Problem: Give the count of lines containing the string "Extract", with no other output.

Figure collection entries:
>>>
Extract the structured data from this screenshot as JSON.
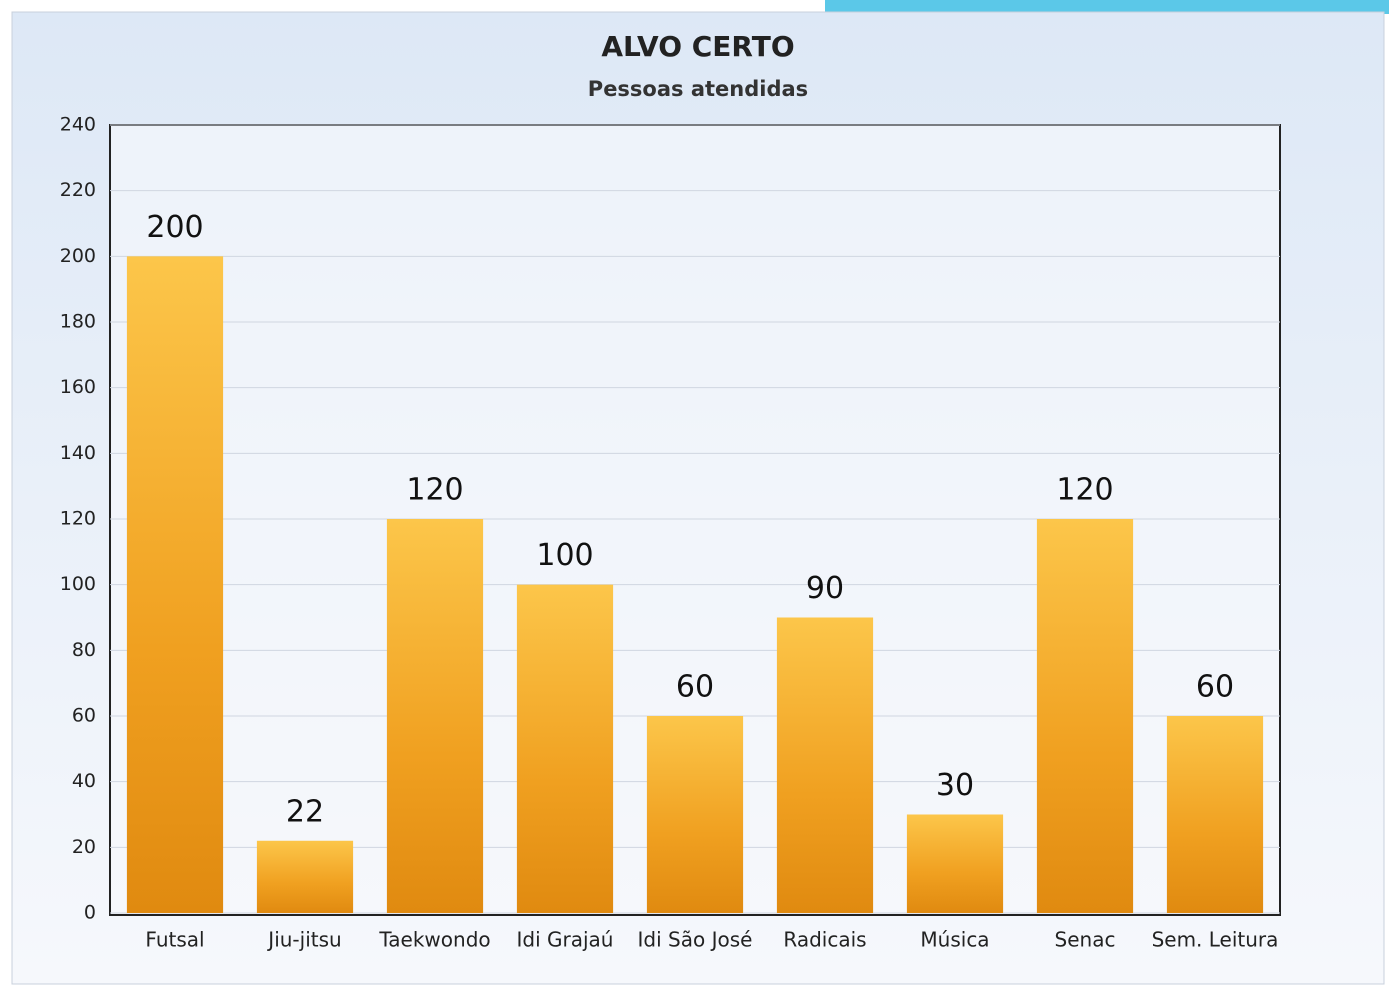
{
  "chart_data": {
    "type": "bar",
    "title": "ALVO CERTO",
    "subtitle": "Pessoas atendidas",
    "categories": [
      "Futsal",
      "Jiu-jitsu",
      "Taekwondo",
      "Idi Grajaú",
      "Idi São José",
      "Radicais",
      "Música",
      "Senac",
      "Sem. Leitura"
    ],
    "values": [
      200,
      22,
      120,
      100,
      60,
      90,
      30,
      120,
      60
    ],
    "color": "#f0a020",
    "ylim": [
      0,
      240
    ],
    "yticks": [
      0,
      20,
      40,
      60,
      80,
      100,
      120,
      140,
      160,
      180,
      200,
      220,
      240
    ],
    "grid": true
  }
}
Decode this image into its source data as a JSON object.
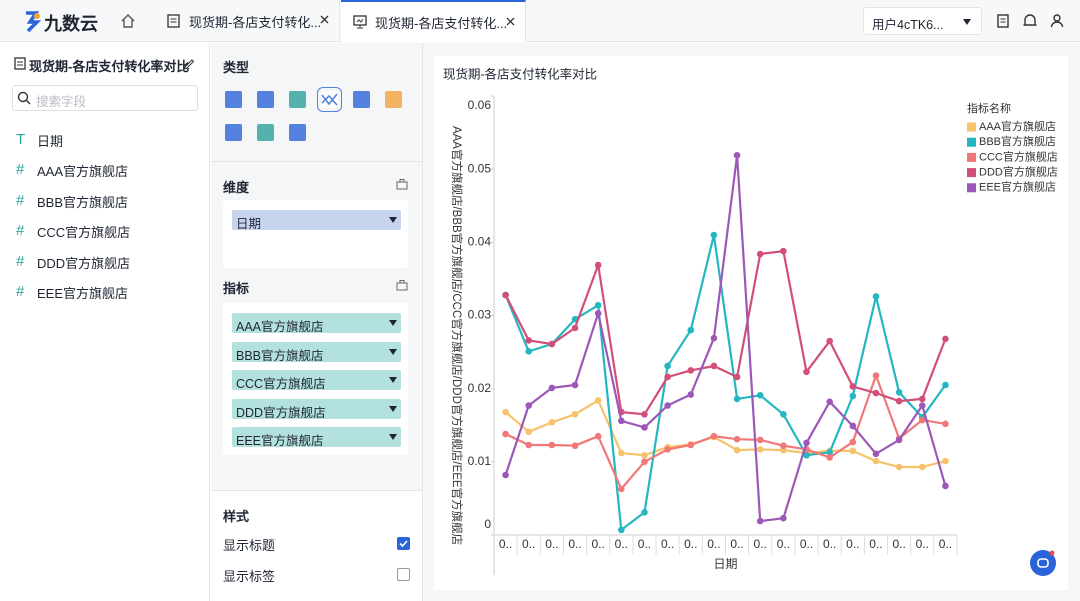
{
  "app": {
    "brand": "九数云",
    "tabs": [
      "现货期-各店支付转化...",
      "现货期-各店支付转化..."
    ],
    "user": "用户4cTK6..."
  },
  "sidebar": {
    "title": "现货期-各店支付转化率对比",
    "search_placeholder": "搜索字段",
    "fields": [
      {
        "icon": "T",
        "name": "日期"
      },
      {
        "icon": "#",
        "name": "AAA官方旗舰店"
      },
      {
        "icon": "#",
        "name": "BBB官方旗舰店"
      },
      {
        "icon": "#",
        "name": "CCC官方旗舰店"
      },
      {
        "icon": "#",
        "name": "DDD官方旗舰店"
      },
      {
        "icon": "#",
        "name": "EEE官方旗舰店"
      }
    ]
  },
  "panel": {
    "type_label": "类型",
    "dimension_label": "维度",
    "dimensions": [
      "日期"
    ],
    "metric_label": "指标",
    "metrics": [
      "AAA官方旗舰店",
      "BBB官方旗舰店",
      "CCC官方旗舰店",
      "DDD官方旗舰店",
      "EEE官方旗舰店"
    ],
    "style_label": "样式",
    "options": [
      {
        "label": "显示标题",
        "checked": true
      },
      {
        "label": "显示标签",
        "checked": false
      }
    ]
  },
  "chart_data": {
    "type": "line",
    "title": "现货期-各店支付转化率对比",
    "x_label": "日期",
    "y_label": "AAA官方旗舰店/BBB官方旗舰店/CCC官方旗舰店/DDD官方旗舰店/EEE官方旗舰店",
    "legend_title": "指标名称",
    "legend_position": "right",
    "categories": [
      "0..",
      "0..",
      "0..",
      "0..",
      "0..",
      "0..",
      "0..",
      "0..",
      "0..",
      "0..",
      "0..",
      "0..",
      "0..",
      "0..",
      "0..",
      "0..",
      "0..",
      "0..",
      "0..",
      "0.."
    ],
    "ylim": [
      0,
      0.06
    ],
    "yticks": [
      0,
      0.01,
      0.02,
      0.03,
      0.04,
      0.05,
      0.06
    ],
    "grid": false,
    "series": [
      {
        "name": "AAA官方旗舰店",
        "color": "#f7c26c",
        "values": [
          0.0168,
          0.0141,
          0.0154,
          0.0165,
          0.0184,
          0.0112,
          0.0109,
          0.012,
          0.0124,
          0.0134,
          0.0116,
          0.0117,
          0.0116,
          0.0112,
          0.0115,
          0.0115,
          0.0101,
          0.0093,
          0.0093,
          0.0101
        ]
      },
      {
        "name": "BBB官方旗舰店",
        "color": "#25b7c1",
        "values": [
          0.0328,
          0.0251,
          0.0261,
          0.0295,
          0.0314,
          0.0007,
          0.0031,
          0.0231,
          0.028,
          0.041,
          0.0186,
          0.0191,
          0.0165,
          0.0109,
          0.0113,
          0.019,
          0.0326,
          0.0195,
          0.0161,
          0.0205
        ]
      },
      {
        "name": "CCC官方旗舰店",
        "color": "#f07878",
        "values": [
          0.0138,
          0.0123,
          0.0123,
          0.0122,
          0.0135,
          0.0063,
          0.01,
          0.0117,
          0.0123,
          0.0135,
          0.0131,
          0.013,
          0.0122,
          0.0117,
          0.0106,
          0.0127,
          0.0218,
          0.0132,
          0.0157,
          0.0152
        ]
      },
      {
        "name": "DDD官方旗舰店",
        "color": "#d24f78",
        "values": [
          0.0328,
          0.0266,
          0.0261,
          0.0283,
          0.0369,
          0.0168,
          0.0165,
          0.0216,
          0.0225,
          0.0231,
          0.0216,
          0.0384,
          0.0388,
          0.0223,
          0.0265,
          0.0203,
          0.0194,
          0.0183,
          0.0186,
          0.0268
        ]
      },
      {
        "name": "EEE官方旗舰店",
        "color": "#9c58b8",
        "values": [
          0.0082,
          0.0177,
          0.0201,
          0.0205,
          0.0303,
          0.0156,
          0.0147,
          0.0177,
          0.0192,
          0.0269,
          0.0519,
          0.0019,
          0.0023,
          0.0126,
          0.0182,
          0.0149,
          0.0111,
          0.013,
          0.0177,
          0.0067
        ]
      }
    ]
  }
}
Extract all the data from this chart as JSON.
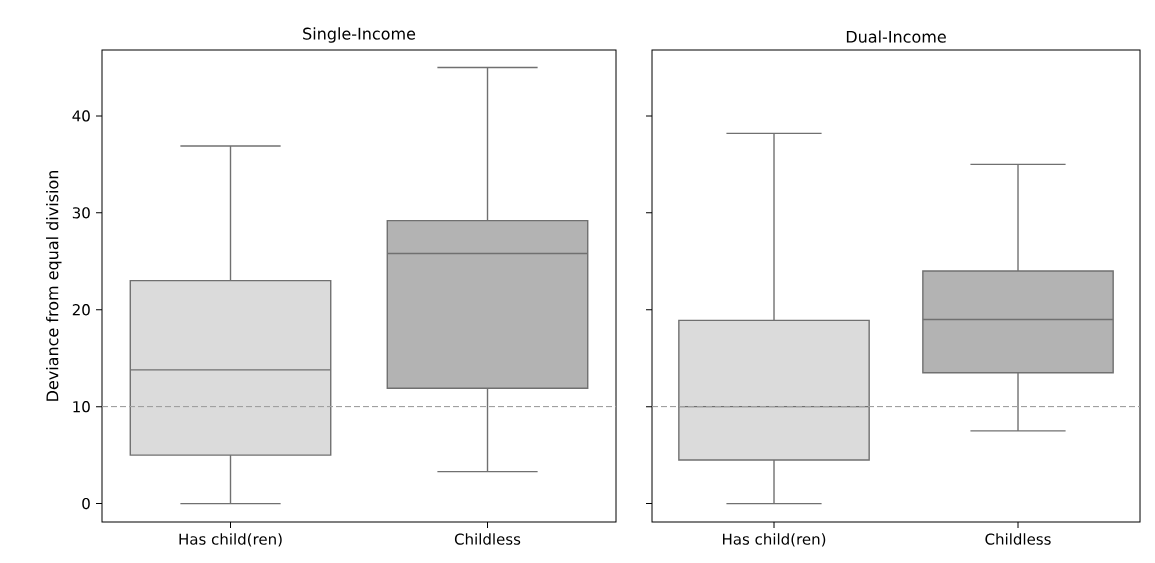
<<<
The answer: 2